**What you need to do**
Using the listing below, select the lines with the word "JavaScript" and copy them.

**Excerpted records**

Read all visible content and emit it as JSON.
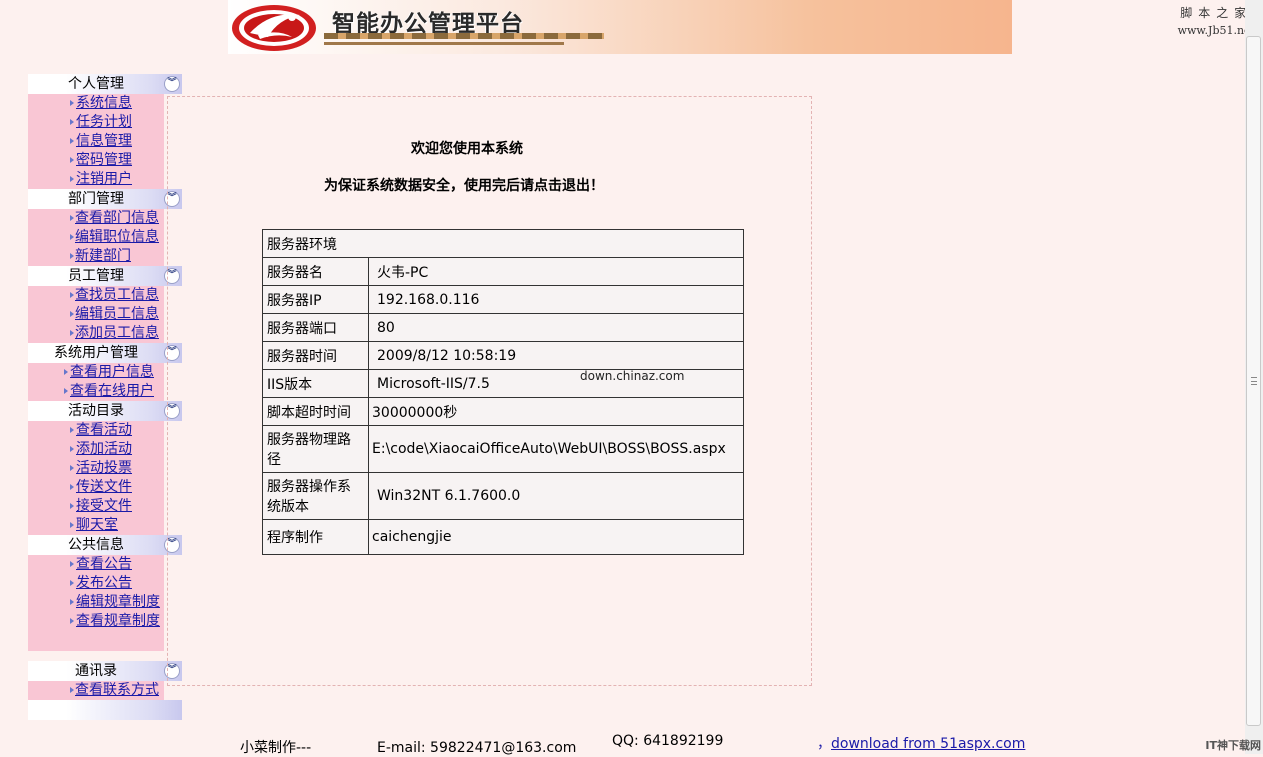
{
  "header": {
    "title": "智能办公管理平台",
    "watermark_line1": "脚本之家",
    "watermark_line2": "www.Jb51.net"
  },
  "sidebar": {
    "groups": [
      {
        "title": "个人管理",
        "items": [
          "系统信息",
          "任务计划",
          "信息管理",
          "密码管理",
          "注销用户"
        ]
      },
      {
        "title": "部门管理",
        "items": [
          "查看部门信息",
          "编辑职位信息",
          "新建部门"
        ]
      },
      {
        "title": "员工管理",
        "items": [
          "查找员工信息",
          "编辑员工信息",
          "添加员工信息"
        ]
      },
      {
        "title": "系统用户管理",
        "items": [
          "查看用户信息",
          "查看在线用户"
        ]
      },
      {
        "title": "活动目录",
        "items": [
          "查看活动",
          "添加活动",
          "活动投票",
          "传送文件",
          "接受文件",
          "聊天室"
        ]
      },
      {
        "title": "公共信息",
        "items": [
          "查看公告",
          "发布公告",
          "编辑规章制度",
          "查看规章制度"
        ]
      },
      {
        "title": "通讯录",
        "items": [
          "查看联系方式"
        ]
      }
    ]
  },
  "main": {
    "welcome": "欢迎您使用本系统",
    "notice": "为保证系统数据安全，使用完后请点击退出！",
    "table_header": "服务器环境",
    "rows": [
      {
        "label": "服务器名",
        "value": "火韦-PC"
      },
      {
        "label": "服务器IP",
        "value": "192.168.0.116"
      },
      {
        "label": "服务器端口",
        "value": "80"
      },
      {
        "label": "服务器时间",
        "value": "2009/8/12 10:58:19"
      },
      {
        "label": "IIS版本",
        "value": "Microsoft-IIS/7.5"
      },
      {
        "label": "脚本超时时间",
        "value": "30000000秒"
      },
      {
        "label": "服务器物理路径",
        "value": "E:\\code\\XiaocaiOfficeAuto\\WebUI\\BOSS\\BOSS.aspx"
      },
      {
        "label": "服务器操作系统版本",
        "value": "Win32NT 6.1.7600.0"
      },
      {
        "label": "程序制作",
        "value": "caichengjie"
      }
    ],
    "overlay_watermark": "down.chinaz.com"
  },
  "footer": {
    "maker": "小菜制作---",
    "email": "E-mail: 59822471@163.com",
    "qq": "QQ: 641892199",
    "download_prefix": "，",
    "download_link": "download from 51aspx.com"
  },
  "corner_watermark": "IT神下载网",
  "colors": {
    "page_bg": "#fdf1ef",
    "menu_item_bg": "#f9c6d4",
    "link": "#1a1aa8",
    "banner_accent": "#f6b58e"
  }
}
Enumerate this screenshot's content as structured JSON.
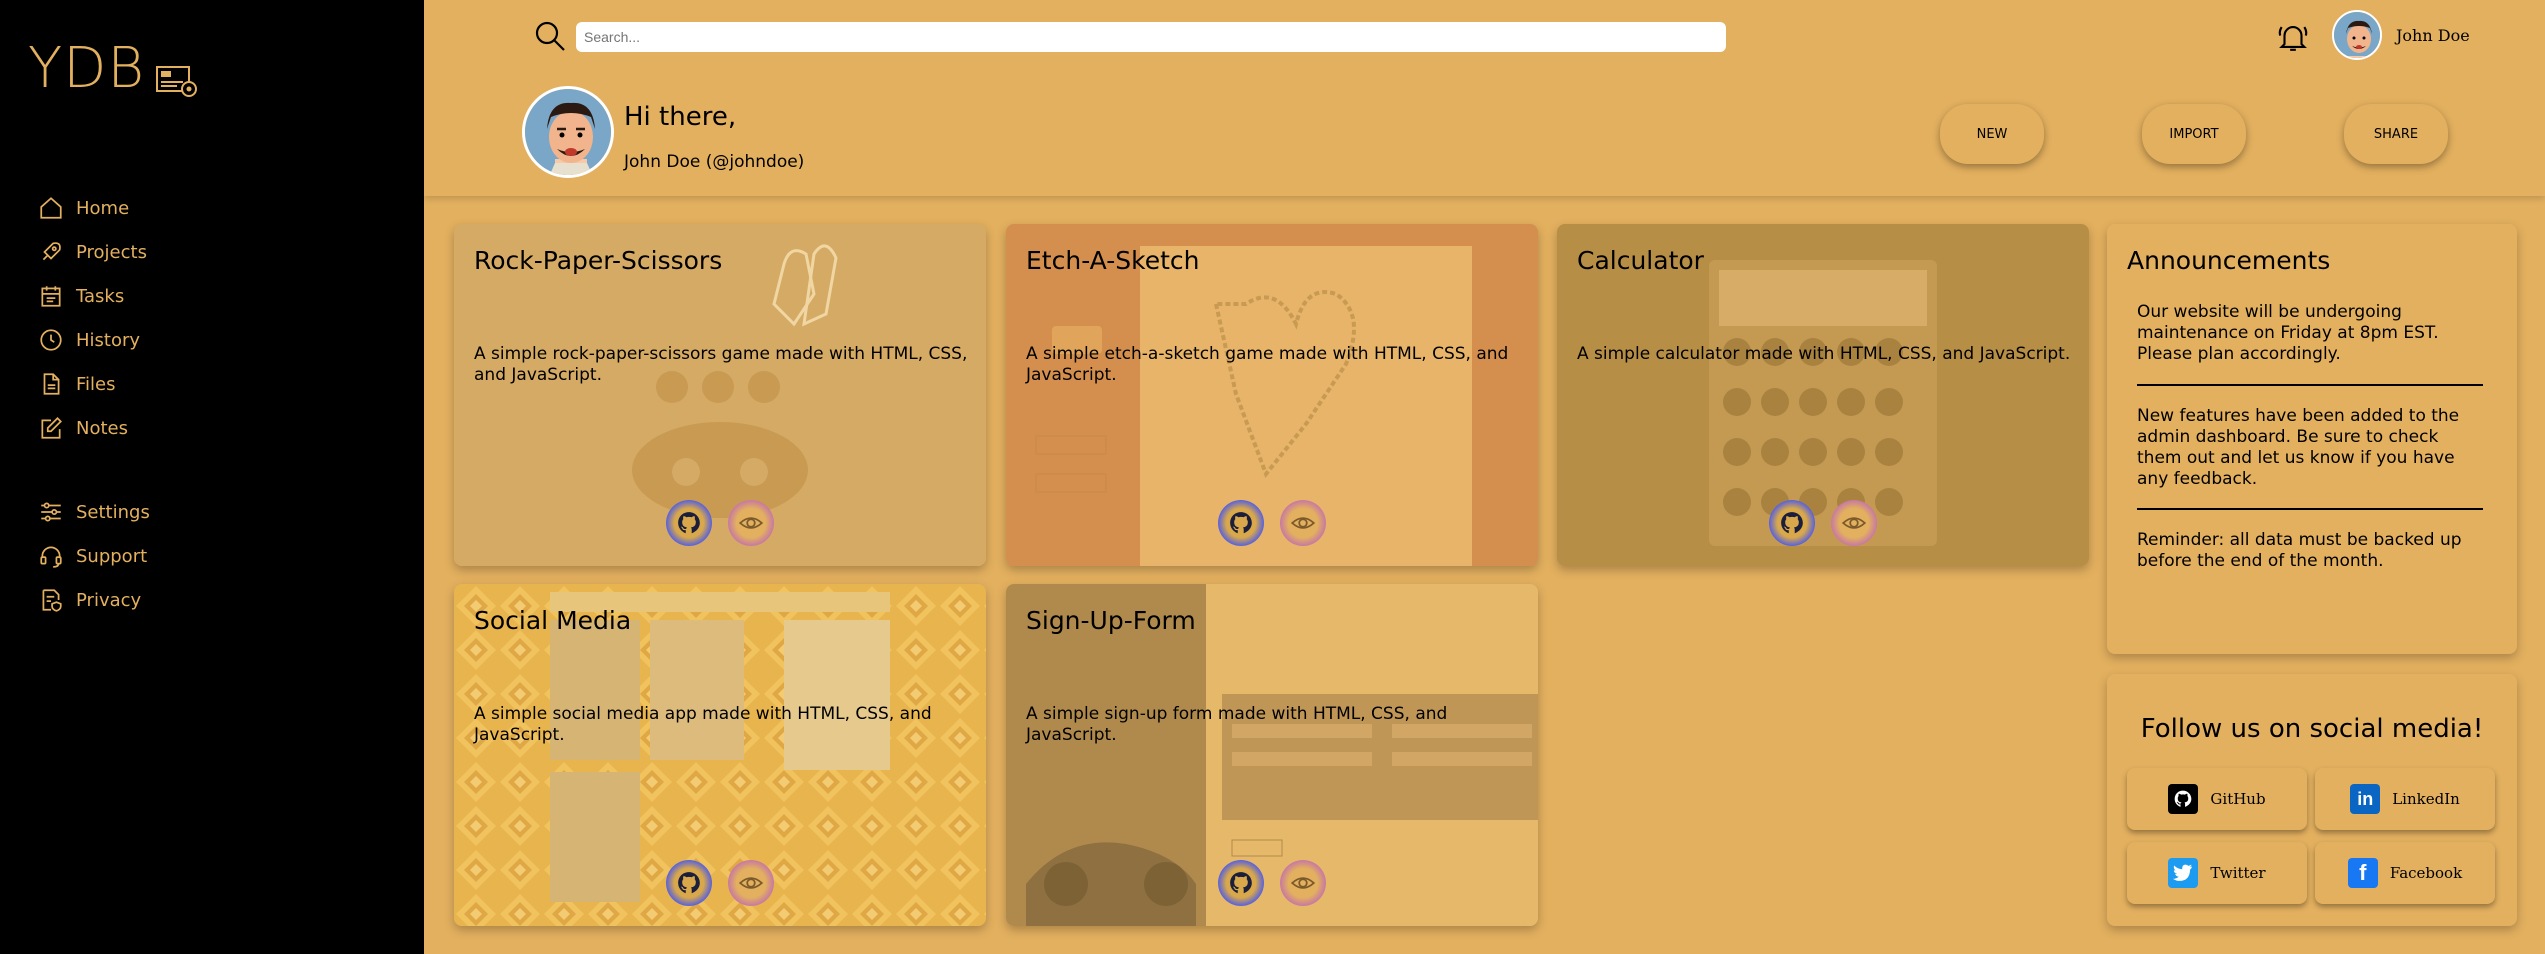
{
  "brand": {
    "logo_text": "YDB"
  },
  "sidebar": {
    "items": [
      {
        "label": "Home",
        "icon": "home-icon"
      },
      {
        "label": "Projects",
        "icon": "rocket-icon"
      },
      {
        "label": "Tasks",
        "icon": "calendar-icon"
      },
      {
        "label": "History",
        "icon": "history-icon"
      },
      {
        "label": "Files",
        "icon": "files-icon"
      },
      {
        "label": "Notes",
        "icon": "notes-icon"
      }
    ],
    "settings_items": [
      {
        "label": "Settings",
        "icon": "sliders-icon"
      },
      {
        "label": "Support",
        "icon": "headset-icon"
      },
      {
        "label": "Privacy",
        "icon": "privacy-icon"
      }
    ]
  },
  "header": {
    "search_placeholder": "Search...",
    "user_name": "John Doe",
    "greeting": "Hi there,",
    "handle": "John Doe (@johndoe)",
    "buttons": {
      "new": "NEW",
      "import": "IMPORT",
      "share": "SHARE"
    }
  },
  "projects": [
    {
      "title": "Rock-Paper-Scissors",
      "description": "A simple rock-paper-scissors game made with HTML, CSS, and JavaScript."
    },
    {
      "title": "Etch-A-Sketch",
      "description": "A simple etch-a-sketch game made with HTML, CSS, and JavaScript."
    },
    {
      "title": "Calculator",
      "description": "A simple calculator made with HTML, CSS, and JavaScript."
    },
    {
      "title": "Social Media",
      "description": "A simple social media app made with HTML, CSS, and JavaScript."
    },
    {
      "title": "Sign-Up-Form",
      "description": "A simple sign-up form made with HTML, CSS, and JavaScript."
    }
  ],
  "announcements": {
    "title": "Announcements",
    "items": [
      "Our website will be undergoing maintenance on Friday at 8pm EST. Please plan accordingly.",
      "New features have been added to the admin dashboard. Be sure to check them out and let us know if you have any feedback.",
      "Reminder: all data must be backed up before the end of the month."
    ]
  },
  "social": {
    "title": "Follow us on social media!",
    "links": [
      {
        "label": "GitHub",
        "color": "#000000"
      },
      {
        "label": "LinkedIn",
        "color": "#0a66c2"
      },
      {
        "label": "Twitter",
        "color": "#1d9bf0"
      },
      {
        "label": "Facebook",
        "color": "#1877f2"
      }
    ]
  },
  "colors": {
    "accent": "#e3b05f",
    "sidebar_bg": "#000000"
  }
}
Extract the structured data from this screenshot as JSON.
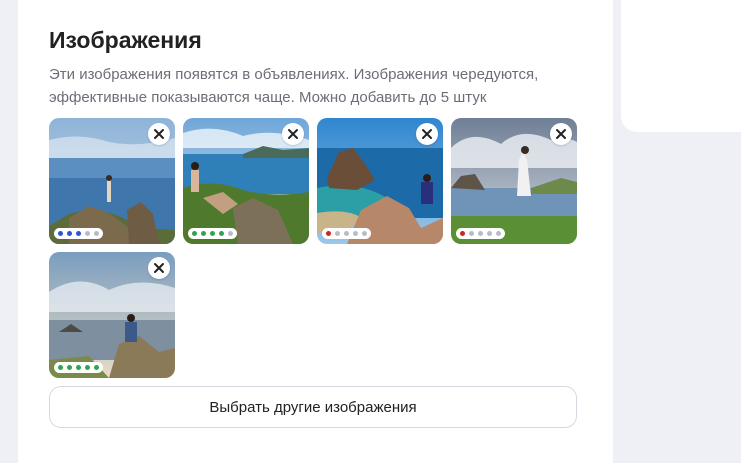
{
  "section": {
    "title": "Изображения",
    "description": "Эти изображения появятся в объявлениях. Изображения чередуются, эффективные показываются чаще. Можно добавить до 5 штук"
  },
  "images": [
    {
      "alt": "image-1",
      "remove_icon": "close-icon",
      "rating_dots": [
        "#2b54d6",
        "#2b54d6",
        "#2b54d6",
        "#b8bcc5",
        "#b8bcc5"
      ]
    },
    {
      "alt": "image-2",
      "remove_icon": "close-icon",
      "rating_dots": [
        "#2ea44f",
        "#2ea44f",
        "#2ea44f",
        "#2ea44f",
        "#b8bcc5"
      ]
    },
    {
      "alt": "image-3",
      "remove_icon": "close-icon",
      "rating_dots": [
        "#d0251b",
        "#b8bcc5",
        "#b8bcc5",
        "#b8bcc5",
        "#b8bcc5"
      ]
    },
    {
      "alt": "image-4",
      "remove_icon": "close-icon",
      "rating_dots": [
        "#d0251b",
        "#b8bcc5",
        "#b8bcc5",
        "#b8bcc5",
        "#b8bcc5"
      ]
    },
    {
      "alt": "image-5",
      "remove_icon": "close-icon",
      "rating_dots": [
        "#2ea44f",
        "#2ea44f",
        "#2ea44f",
        "#2ea44f",
        "#2ea44f"
      ]
    }
  ],
  "actions": {
    "choose_other_label": "Выбрать другие изображения"
  },
  "colors": {
    "background": "#eef0f5",
    "card": "#ffffff",
    "title": "#222222",
    "description": "#6b6e77"
  }
}
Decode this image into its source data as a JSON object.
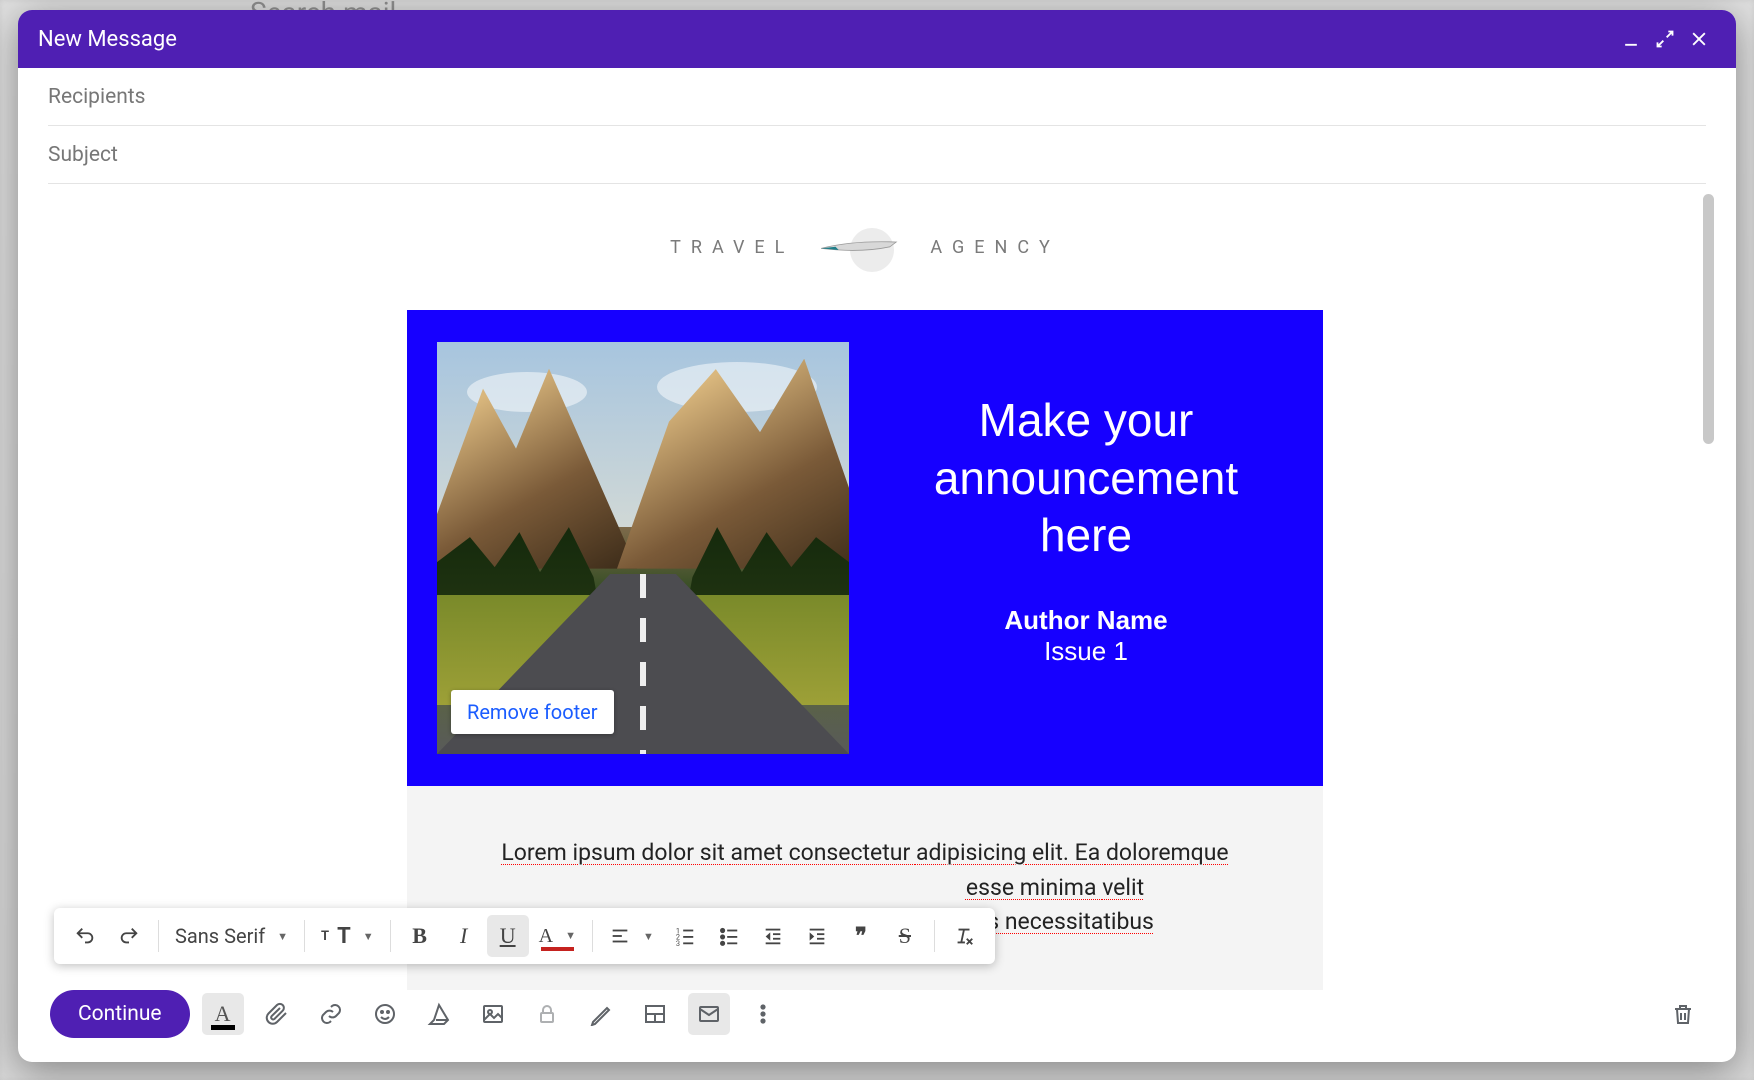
{
  "bg": {
    "search_hint": "Search mail"
  },
  "titlebar": {
    "title": "New Message"
  },
  "fields": {
    "recipients_placeholder": "Recipients",
    "subject_placeholder": "Subject"
  },
  "template": {
    "logo_left": "TRAVEL",
    "logo_right": "AGENCY",
    "remove_footer_label": "Remove footer",
    "announcement": "Make your announcement here",
    "author": "Author Name",
    "issue": "Issue 1",
    "lorem_line1_a": "Lorem ipsum dolor sit ",
    "lorem_line1_b": "amet",
    "lorem_line1_c": " ",
    "lorem_line1_d": "consectetur",
    "lorem_line1_e": " ",
    "lorem_line1_f": "adipisicing",
    "lorem_line1_g": " elit. Ea ",
    "lorem_line1_h": "doloremque",
    "lorem_line2_a": "esse minima ",
    "lorem_line2_b": "velit",
    "lorem_line3_a": "ibus ",
    "lorem_line3_b": "necessitatibus"
  },
  "format_toolbar": {
    "font_label": "Sans Serif"
  },
  "actions": {
    "send_label": "Continue"
  }
}
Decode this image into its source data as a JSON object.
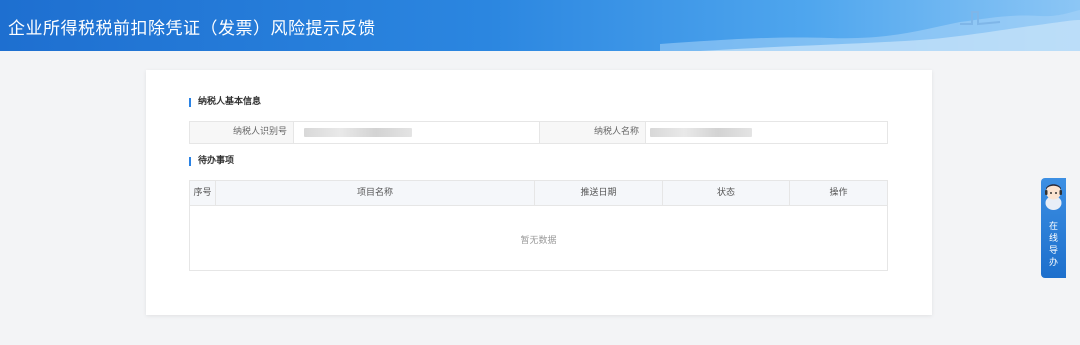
{
  "header": {
    "title": "企业所得税税前扣除凭证（发票）风险提示反馈"
  },
  "basic_info": {
    "section_title": "纳税人基本信息",
    "taxpayer_id_label": "纳税人识别号",
    "taxpayer_name_label": "纳税人名称"
  },
  "todo": {
    "section_title": "待办事项",
    "columns": [
      "序号",
      "项目名称",
      "推送日期",
      "状态",
      "操作"
    ],
    "empty_text": "暂无数据"
  },
  "online_help": {
    "label": "在线导办"
  },
  "colors": {
    "accent": "#2a82e4",
    "header": "#1e6fd0"
  }
}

**Written reply**
      "description": "A simple rock-paper-scissors game made with HTML, CSS, and JavaScript."
      "description": "A simple etch-a-sketch game made with HTML, CSS, and JavaScript."
      "description": "A simple calculator made with HTML, CSS, and JavaScript."
      "description": "A simple social media app made with HTML, CSS, and JavaScript."
      "description": "A simple sign-up form made with HTML, CSS, and JavaScript."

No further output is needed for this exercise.